EXERCISE GOAL>
Read the lines below. Copy out any that hold the string "Smart".

#### INPUT ROWS ####

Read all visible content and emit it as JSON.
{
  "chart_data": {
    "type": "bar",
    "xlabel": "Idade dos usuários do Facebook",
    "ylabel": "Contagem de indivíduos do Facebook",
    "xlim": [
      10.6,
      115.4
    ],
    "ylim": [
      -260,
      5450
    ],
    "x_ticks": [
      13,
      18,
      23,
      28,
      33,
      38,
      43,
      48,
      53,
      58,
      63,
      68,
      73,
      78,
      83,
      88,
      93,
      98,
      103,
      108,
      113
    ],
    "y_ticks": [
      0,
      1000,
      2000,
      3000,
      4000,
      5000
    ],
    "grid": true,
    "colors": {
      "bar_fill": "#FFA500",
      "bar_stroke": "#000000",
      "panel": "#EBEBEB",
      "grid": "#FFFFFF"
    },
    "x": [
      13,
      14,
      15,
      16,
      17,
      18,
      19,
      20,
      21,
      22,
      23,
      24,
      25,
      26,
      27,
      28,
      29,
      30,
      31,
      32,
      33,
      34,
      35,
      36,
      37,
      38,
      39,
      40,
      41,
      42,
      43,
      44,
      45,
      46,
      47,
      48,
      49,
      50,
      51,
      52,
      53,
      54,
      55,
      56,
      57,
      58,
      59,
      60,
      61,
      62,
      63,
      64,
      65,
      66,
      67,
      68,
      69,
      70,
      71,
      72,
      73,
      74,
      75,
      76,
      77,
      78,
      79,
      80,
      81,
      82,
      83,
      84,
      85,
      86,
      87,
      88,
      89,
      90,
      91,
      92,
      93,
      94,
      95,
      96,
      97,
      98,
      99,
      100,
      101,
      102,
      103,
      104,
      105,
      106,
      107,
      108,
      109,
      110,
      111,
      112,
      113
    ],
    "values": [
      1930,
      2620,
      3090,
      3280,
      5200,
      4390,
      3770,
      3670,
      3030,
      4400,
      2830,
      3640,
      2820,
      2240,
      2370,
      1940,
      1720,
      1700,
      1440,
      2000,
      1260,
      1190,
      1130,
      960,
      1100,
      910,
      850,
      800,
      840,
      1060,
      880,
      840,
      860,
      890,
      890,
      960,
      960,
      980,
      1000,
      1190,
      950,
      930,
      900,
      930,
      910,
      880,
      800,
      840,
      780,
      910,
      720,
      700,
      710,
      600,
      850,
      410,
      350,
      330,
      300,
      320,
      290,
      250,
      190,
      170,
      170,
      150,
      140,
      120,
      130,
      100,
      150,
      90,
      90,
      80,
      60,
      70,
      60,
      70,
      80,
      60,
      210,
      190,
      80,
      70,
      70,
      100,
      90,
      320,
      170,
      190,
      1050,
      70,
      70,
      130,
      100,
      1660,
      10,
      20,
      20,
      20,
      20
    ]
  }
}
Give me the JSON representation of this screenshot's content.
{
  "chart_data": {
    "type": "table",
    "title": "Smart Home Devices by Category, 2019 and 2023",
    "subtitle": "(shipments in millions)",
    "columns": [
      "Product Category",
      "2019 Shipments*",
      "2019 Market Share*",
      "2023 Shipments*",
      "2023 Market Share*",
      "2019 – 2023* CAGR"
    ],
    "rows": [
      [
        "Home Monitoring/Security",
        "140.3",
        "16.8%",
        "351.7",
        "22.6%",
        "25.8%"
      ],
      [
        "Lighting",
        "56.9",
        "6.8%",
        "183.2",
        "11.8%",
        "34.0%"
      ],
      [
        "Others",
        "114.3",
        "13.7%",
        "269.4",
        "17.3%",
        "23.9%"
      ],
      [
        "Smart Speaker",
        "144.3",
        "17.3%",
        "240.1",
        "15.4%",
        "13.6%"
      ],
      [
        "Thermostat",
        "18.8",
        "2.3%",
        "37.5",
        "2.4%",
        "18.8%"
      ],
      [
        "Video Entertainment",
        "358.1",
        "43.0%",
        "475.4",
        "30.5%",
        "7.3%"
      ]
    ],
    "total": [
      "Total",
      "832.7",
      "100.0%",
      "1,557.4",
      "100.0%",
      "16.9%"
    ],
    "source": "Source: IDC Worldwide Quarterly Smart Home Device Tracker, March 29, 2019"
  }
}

####

SOLUTION FOR THIS EXERCISE>
    "title": "Smart Home Devices by Category, 2019 and 2023",
        "Smart Speaker",
    "source": "Source: IDC Worldwide Quarterly Smart Home Device Tracker, March 29, 2019"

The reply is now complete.